Excerto de origem:
*-*-*

O Homem que não apagou o fogo

Se quisesse poderia pôr termo ao holocausto, com um sopro, um pé, um simples copo de água.
Nada aprenderiam.
Deixou que tudo ardesse, na esperança que das cinzas brotassem prados de erva nova, bichos a pastar, um homem, uma mulher, um fruto.
E repetir a tentação.
In o homem que, pág. 40, Augusto Baptista

quarta-feira, 21 de julho de 2010

Humor ao alto XLIX

hesitação

que tons de negro
para pintar o mar?

In hesitação, Augusto Baptista

domingo, 18 de julho de 2010

Humor ao alto XLVIII

Pintarroxo

Pincel no pigmento, picuinhas, o pintor pinta o pitoresco pinheiral: o pirómano aos pinotes a pirar-se ao pingalim, piedade!, as pirraças dos pimpolhos em pijama no piquenique, os piropos piegas do pisa-mansinho à pitosga pitonisa, o pica-peixe na pilhagem piscícola, o pica-pau a picar o pinheiro (pintassilgo na pista do pinhão), a pirueta do pisco, o pianíssimo pio pio do pintarroxo, o pi
Fulminante uma bola! Uma bola na tela e na pia harmonia! Para gáudio da mulher do pintor, desesperada com mais um fim-de-semana no campo a olhar passarinhos. De calção paquidermes a jogar futebol.
In Elucidário Oblíquo do Reino dos Bichos, pág 38, Augusto Baptista
Humor ao alto XLVII

Surucucu

Sorvia um sumo açucarado quando sucedeu um sussurro associado a um sopro assolapado. Assustado com o assunto que lhe desassossegou a sorna, o idoso senhor Sousa surpreendeu no soalho uma sombra sulfúrea a submergir sorrateira no sopé do sofá. Decerto sonhara. E sorriu assombrado com a suposição de assurgir assim uma serpente a sério, sinusa, suave, a sobressaltar-lhe subitamente a solidão
In Elucidário Oblíquo do Reino dos Bichos, pág 44, Augusto Baptista

segunda-feira, 12 de julho de 2010

Humor ao alto XLVI

História de coisa nenhuma e outras pequenas significâncias

Cara de mau, a envernizar a perna:
— Vê lá onde pões as patas! Isto está tudo cheio de vidros!
Pá e vassoura na mão, o ordenança:
— Deixe lá, senhor. Em terra compra-se outro.

In Histórias de coisa nenhuma e outras pequenas significâncias, pág 62, Campo das Letras, Augusto Baptista

sexta-feira, 9 de julho de 2010

Humor ao alto XLV

Histórias de coisa nenhuma e outras pequenas significâncias

Rasga os tt em abraços nas costas dos ii: as pintas, como gotas em repucho, a resssurtir. Para baixo, perfeccionista, encaracola as pernas dos gg. Para cima, meticuloso, estica a cabeça dos ll. Engravida os OO. E os vv, boca para o ar, abre-os em súplica de passarinho.

*-*-*

Dados fornecidos:
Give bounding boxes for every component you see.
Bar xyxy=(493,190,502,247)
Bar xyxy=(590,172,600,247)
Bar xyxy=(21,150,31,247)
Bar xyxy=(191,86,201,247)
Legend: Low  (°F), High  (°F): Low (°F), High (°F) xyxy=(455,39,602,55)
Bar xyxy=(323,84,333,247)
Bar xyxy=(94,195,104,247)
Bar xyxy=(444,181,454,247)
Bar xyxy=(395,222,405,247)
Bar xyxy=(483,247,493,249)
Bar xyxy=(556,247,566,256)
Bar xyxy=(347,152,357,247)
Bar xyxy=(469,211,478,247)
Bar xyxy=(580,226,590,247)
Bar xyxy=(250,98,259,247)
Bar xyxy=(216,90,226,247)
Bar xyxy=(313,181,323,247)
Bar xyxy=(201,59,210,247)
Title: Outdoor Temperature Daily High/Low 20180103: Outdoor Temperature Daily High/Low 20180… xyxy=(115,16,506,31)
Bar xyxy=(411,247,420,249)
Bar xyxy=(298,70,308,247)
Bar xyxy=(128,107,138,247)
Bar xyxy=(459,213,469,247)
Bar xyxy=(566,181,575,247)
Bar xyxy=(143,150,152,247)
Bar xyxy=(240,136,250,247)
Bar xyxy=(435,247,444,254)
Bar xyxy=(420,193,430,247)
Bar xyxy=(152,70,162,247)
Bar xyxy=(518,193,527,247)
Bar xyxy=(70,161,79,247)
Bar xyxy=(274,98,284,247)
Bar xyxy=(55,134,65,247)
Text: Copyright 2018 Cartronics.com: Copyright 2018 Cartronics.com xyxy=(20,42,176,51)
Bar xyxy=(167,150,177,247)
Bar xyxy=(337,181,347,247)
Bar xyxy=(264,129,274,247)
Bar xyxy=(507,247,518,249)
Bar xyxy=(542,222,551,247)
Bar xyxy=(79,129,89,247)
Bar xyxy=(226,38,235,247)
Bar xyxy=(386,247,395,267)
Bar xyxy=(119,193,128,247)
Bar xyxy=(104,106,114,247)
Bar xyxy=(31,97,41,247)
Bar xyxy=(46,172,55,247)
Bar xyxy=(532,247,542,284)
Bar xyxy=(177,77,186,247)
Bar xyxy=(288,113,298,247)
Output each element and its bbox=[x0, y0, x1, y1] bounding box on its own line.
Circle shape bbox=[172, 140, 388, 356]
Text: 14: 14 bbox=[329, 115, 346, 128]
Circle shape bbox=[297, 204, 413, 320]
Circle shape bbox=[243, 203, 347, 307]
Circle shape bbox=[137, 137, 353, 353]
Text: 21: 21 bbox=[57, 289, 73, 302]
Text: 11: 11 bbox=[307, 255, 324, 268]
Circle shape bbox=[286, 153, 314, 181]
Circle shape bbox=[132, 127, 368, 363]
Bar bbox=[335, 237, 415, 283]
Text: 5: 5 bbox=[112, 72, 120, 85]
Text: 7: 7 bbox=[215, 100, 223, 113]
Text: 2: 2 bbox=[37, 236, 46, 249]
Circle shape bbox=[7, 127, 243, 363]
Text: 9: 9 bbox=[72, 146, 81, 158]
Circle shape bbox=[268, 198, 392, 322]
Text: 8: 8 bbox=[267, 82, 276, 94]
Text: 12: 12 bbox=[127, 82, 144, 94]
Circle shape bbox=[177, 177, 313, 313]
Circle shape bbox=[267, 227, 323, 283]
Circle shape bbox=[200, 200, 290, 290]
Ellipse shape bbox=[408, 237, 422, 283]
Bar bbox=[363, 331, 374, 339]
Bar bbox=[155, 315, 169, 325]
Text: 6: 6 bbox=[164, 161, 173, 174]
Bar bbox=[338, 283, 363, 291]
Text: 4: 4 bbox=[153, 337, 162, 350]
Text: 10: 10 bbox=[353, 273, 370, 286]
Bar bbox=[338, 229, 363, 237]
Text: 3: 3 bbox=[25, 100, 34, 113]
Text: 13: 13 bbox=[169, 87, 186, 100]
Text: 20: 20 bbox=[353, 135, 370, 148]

*-*-*

Ações necessárias:
a: Reproduza do excerto de origem, sem nenhuma alteração, o trecho que vai de "Sorvia um sumo" até "cheio de vidros!", incluindo estas últimas palavras.
b: Segundo o excerto de origem, em que página do "Elucidário Oblíquo do Reino dos Bichos" se encontra o texto "Surucucu"?
c: Explique, com base no excerto de origem, por que o homem de "O Homem que não apagou o fogo" deixou que tudo ardesse.

Respostas do exercício:
a:
Sorvia um sumo açucarado quando sucedeu um sussurro associado a um sopro assolapado. Assustado com o assunto que lhe desassossegou a sorna, o idoso senhor Sousa surpreendeu no soalho uma sombra sulfúrea a submergir sorrateira no sopé do sofá. Decerto sonhara. E sorriu assombrado com a suposição de assurgir assim uma serpente a sério, sinusa, suave, a sobressaltar-lhe subitamente a solidão
In Elucidário Oblíquo do Reino dos Bichos, pág 44, Augusto Baptista

segunda-feira, 12 de julho de 2010

Humor ao alto XLVI

História de coisa nenhuma e outras pequenas significâncias

Cara de mau, a envernizar a perna:
— Vê lá onde pões as patas! Isto está tudo cheio de vidros!

b: Na página 44.

c: Embora pudesse pôr termo ao holocausto com um sopro, um pé ou um simples copo de água, deixou que tudo ardesse. Fê-lo na esperança de que das cinzas brotassem prados de erva nova, bichos a pastar, um homem, uma mulher, um fruto.